**What needs to be done**
In the data that follows, count each line holding the string "layout"; answer with the number only.

**Provided entries**
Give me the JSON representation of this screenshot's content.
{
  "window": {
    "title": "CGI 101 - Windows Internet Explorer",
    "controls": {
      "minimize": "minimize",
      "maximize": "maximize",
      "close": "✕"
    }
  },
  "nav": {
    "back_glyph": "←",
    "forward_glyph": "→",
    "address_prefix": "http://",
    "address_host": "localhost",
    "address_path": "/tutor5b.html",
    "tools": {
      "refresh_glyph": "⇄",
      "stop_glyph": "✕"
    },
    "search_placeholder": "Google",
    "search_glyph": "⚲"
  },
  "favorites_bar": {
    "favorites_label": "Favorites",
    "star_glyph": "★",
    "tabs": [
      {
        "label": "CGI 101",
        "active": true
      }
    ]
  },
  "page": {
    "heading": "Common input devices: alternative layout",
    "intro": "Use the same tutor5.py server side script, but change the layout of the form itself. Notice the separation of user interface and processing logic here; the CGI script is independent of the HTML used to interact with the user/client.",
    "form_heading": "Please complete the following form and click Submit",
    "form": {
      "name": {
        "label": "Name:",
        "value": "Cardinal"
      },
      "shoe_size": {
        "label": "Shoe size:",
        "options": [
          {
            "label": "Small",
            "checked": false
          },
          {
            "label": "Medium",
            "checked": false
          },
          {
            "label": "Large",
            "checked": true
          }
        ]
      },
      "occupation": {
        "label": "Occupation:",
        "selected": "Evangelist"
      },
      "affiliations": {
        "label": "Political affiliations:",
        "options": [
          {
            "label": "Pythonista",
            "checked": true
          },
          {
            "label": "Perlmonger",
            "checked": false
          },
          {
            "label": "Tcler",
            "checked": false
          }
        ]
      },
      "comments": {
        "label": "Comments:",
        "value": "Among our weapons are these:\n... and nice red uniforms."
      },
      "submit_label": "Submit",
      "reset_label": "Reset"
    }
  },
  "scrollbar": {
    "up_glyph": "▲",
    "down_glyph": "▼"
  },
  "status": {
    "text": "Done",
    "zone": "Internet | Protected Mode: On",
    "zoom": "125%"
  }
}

**Result below**
2